Collection entries
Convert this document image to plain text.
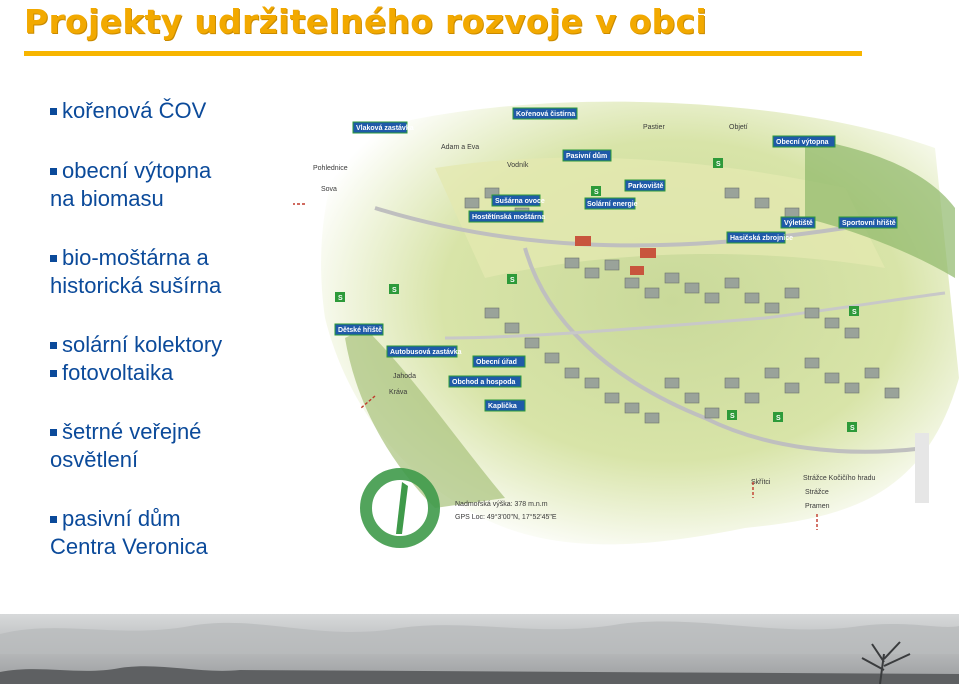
Projekty udržitelného rozvoje v obci
kořenová ČOV
obecní výtopna
na biomasu
bio-moštárna a
historická sušírna
solární kolektory
fotovoltaika
šetrné veřejné
osvětlení
pasivní dům
Centra Veronica
Vlaková zastávka
Kořenová čistírna
Adam a Eva
Vodník
Pasivní dům
Pastier	Objetí
Obecní výtopna
Pohlednice
Sova
Sušárna ovoce
Parkoviště
Solární energie
Hostětínská moštárna
Výletiště	Sportovní hřiště
Hasičská zbrojnice
Dětské hřiště
Autobusová zastávka
Obecní úřad
Jahoda
Kráva
Obchod a hospoda
Kaplička
Skřítci
Strážce Kočičího hradu
Strážce
Pramen
S
S
S
S
S
S
S
S
S
Nadmořská výška: 378 m.n.m
GPS Loc: 49°3'00"N, 17°52'45"E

**Aim:** Write out each line of the data exactly; the images should be left out.

**Result below:**
Convert this document image to plain text.
Projekty udržitelného rozvoje v obci
kořenová ČOV
obecní výtopna
na biomasu
bio-moštárna a
historická sušírna
solární kolektory
fotovoltaika
šetrné veřejné
osvětlení
pasivní dům
Centra Veronica
Vlaková zastávka
Kořenová čistírna
Adam a Eva
Vodník
Pasivní dům
Pastier	Objetí
Obecní výtopna
Pohlednice
Sova
Sušárna ovoce
Parkoviště
Solární energie
Hostětínská moštárna
Výletiště	Sportovní hřiště
Hasičská zbrojnice
Dětské hřiště
Autobusová zastávka
Obecní úřad
Jahoda
Kráva
Obchod a hospoda
Kaplička
Skřítci
Strážce Kočičího hradu
Strážce
Pramen
S
S
S
S
S
S
S
S
S
Nadmořská výška: 378 m.n.m
GPS Loc: 49°3'00"N, 17°52'45"E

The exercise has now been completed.